----- DATA FOR PROCESSING -----

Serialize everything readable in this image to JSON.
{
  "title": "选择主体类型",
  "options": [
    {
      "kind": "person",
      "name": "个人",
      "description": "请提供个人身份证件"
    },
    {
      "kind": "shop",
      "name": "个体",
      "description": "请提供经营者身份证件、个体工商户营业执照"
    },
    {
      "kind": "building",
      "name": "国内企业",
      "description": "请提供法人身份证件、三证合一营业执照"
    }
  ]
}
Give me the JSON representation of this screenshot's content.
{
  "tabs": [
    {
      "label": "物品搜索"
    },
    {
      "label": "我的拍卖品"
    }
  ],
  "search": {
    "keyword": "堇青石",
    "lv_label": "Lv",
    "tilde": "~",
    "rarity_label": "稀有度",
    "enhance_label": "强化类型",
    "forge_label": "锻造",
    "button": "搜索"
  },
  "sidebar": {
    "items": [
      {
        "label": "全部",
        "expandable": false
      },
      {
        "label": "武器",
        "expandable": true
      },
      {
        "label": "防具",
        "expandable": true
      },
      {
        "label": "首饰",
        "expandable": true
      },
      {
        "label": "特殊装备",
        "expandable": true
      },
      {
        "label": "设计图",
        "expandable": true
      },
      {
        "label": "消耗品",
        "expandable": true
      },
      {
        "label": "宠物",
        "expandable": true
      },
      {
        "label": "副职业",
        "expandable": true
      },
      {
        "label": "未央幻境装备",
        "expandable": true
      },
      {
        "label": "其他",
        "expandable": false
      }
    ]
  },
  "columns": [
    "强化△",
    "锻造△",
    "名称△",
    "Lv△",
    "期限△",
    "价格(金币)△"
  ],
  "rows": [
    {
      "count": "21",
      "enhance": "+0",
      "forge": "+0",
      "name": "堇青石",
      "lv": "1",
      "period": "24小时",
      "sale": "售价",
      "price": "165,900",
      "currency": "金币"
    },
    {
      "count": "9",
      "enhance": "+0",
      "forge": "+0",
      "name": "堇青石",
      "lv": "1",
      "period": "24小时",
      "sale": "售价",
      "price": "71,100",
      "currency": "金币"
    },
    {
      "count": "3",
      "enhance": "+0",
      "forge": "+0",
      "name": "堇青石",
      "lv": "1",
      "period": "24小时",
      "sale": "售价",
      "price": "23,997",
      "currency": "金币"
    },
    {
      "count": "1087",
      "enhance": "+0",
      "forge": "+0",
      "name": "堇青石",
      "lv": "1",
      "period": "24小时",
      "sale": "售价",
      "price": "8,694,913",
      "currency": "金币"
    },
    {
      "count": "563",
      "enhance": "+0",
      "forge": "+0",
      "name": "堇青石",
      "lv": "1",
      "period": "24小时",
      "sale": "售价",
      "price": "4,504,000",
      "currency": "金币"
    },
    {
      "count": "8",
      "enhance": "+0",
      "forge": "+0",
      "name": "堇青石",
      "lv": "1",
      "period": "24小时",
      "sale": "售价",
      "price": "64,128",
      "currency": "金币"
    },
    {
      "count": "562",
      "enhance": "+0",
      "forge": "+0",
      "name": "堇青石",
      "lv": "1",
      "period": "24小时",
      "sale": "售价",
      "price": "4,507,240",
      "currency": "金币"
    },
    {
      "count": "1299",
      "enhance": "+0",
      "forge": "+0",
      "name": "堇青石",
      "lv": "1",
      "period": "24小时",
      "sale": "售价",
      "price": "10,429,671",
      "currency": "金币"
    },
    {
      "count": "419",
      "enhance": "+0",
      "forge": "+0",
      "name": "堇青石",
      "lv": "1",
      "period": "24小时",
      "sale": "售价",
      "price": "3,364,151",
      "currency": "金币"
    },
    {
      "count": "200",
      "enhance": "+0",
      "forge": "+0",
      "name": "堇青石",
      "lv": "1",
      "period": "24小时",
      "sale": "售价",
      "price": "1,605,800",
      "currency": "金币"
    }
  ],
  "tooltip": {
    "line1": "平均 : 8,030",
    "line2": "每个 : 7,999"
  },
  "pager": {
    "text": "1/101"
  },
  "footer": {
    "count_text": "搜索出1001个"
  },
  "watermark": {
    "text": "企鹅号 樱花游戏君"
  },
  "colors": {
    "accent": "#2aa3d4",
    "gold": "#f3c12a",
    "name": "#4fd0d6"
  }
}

-----

Every record shown above must be echoed exactly.

Serialize everything readable in this image to JSON.
{
  "title": "选择主体类型",
  "options": [
    {
      "kind": "person",
      "name": "个人",
      "description": "请提供个人身份证件"
    },
    {
      "kind": "shop",
      "name": "个体",
      "description": "请提供经营者身份证件、个体工商户营业执照"
    },
    {
      "kind": "building",
      "name": "国内企业",
      "description": "请提供法人身份证件、三证合一营业执照"
    }
  ]
}
Give me the JSON representation of this screenshot's content.
{
  "tabs": [
    {
      "label": "物品搜索"
    },
    {
      "label": "我的拍卖品"
    }
  ],
  "search": {
    "keyword": "堇青石",
    "lv_label": "Lv",
    "tilde": "~",
    "rarity_label": "稀有度",
    "enhance_label": "强化类型",
    "forge_label": "锻造",
    "button": "搜索"
  },
  "sidebar": {
    "items": [
      {
        "label": "全部",
        "expandable": false
      },
      {
        "label": "武器",
        "expandable": true
      },
      {
        "label": "防具",
        "expandable": true
      },
      {
        "label": "首饰",
        "expandable": true
      },
      {
        "label": "特殊装备",
        "expandable": true
      },
      {
        "label": "设计图",
        "expandable": true
      },
      {
        "label": "消耗品",
        "expandable": true
      },
      {
        "label": "宠物",
        "expandable": true
      },
      {
        "label": "副职业",
        "expandable": true
      },
      {
        "label": "未央幻境装备",
        "expandable": true
      },
      {
        "label": "其他",
        "expandable": false
      }
    ]
  },
  "columns": [
    "强化△",
    "锻造△",
    "名称△",
    "Lv△",
    "期限△",
    "价格(金币)△"
  ],
  "rows": [
    {
      "count": "21",
      "enhance": "+0",
      "forge": "+0",
      "name": "堇青石",
      "lv": "1",
      "period": "24小时",
      "sale": "售价",
      "price": "165,900",
      "currency": "金币"
    },
    {
      "count": "9",
      "enhance": "+0",
      "forge": "+0",
      "name": "堇青石",
      "lv": "1",
      "period": "24小时",
      "sale": "售价",
      "price": "71,100",
      "currency": "金币"
    },
    {
      "count": "3",
      "enhance": "+0",
      "forge": "+0",
      "name": "堇青石",
      "lv": "1",
      "period": "24小时",
      "sale": "售价",
      "price": "23,997",
      "currency": "金币"
    },
    {
      "count": "1087",
      "enhance": "+0",
      "forge": "+0",
      "name": "堇青石",
      "lv": "1",
      "period": "24小时",
      "sale": "售价",
      "price": "8,694,913",
      "currency": "金币"
    },
    {
      "count": "563",
      "enhance": "+0",
      "forge": "+0",
      "name": "堇青石",
      "lv": "1",
      "period": "24小时",
      "sale": "售价",
      "price": "4,504,000",
      "currency": "金币"
    },
    {
      "count": "8",
      "enhance": "+0",
      "forge": "+0",
      "name": "堇青石",
      "lv": "1",
      "period": "24小时",
      "sale": "售价",
      "price": "64,128",
      "currency": "金币"
    },
    {
      "count": "562",
      "enhance": "+0",
      "forge": "+0",
      "name": "堇青石",
      "lv": "1",
      "period": "24小时",
      "sale": "售价",
      "price": "4,507,240",
      "currency": "金币"
    },
    {
      "count": "1299",
      "enhance": "+0",
      "forge": "+0",
      "name": "堇青石",
      "lv": "1",
      "period": "24小时",
      "sale": "售价",
      "price": "10,429,671",
      "currency": "金币"
    },
    {
      "count": "419",
      "enhance": "+0",
      "forge": "+0",
      "name": "堇青石",
      "lv": "1",
      "period": "24小时",
      "sale": "售价",
      "price": "3,364,151",
      "currency": "金币"
    },
    {
      "count": "200",
      "enhance": "+0",
      "forge": "+0",
      "name": "堇青石",
      "lv": "1",
      "period": "24小时",
      "sale": "售价",
      "price": "1,605,800",
      "currency": "金币"
    }
  ],
  "tooltip": {
    "line1": "平均 : 8,030",
    "line2": "每个 : 7,999"
  },
  "pager": {
    "text": "1/101"
  },
  "footer": {
    "count_text": "搜索出1001个"
  },
  "watermark": {
    "text": "企鹅号 樱花游戏君"
  },
  "colors": {
    "accent": "#2aa3d4",
    "gold": "#f3c12a",
    "name": "#4fd0d6"
  }
}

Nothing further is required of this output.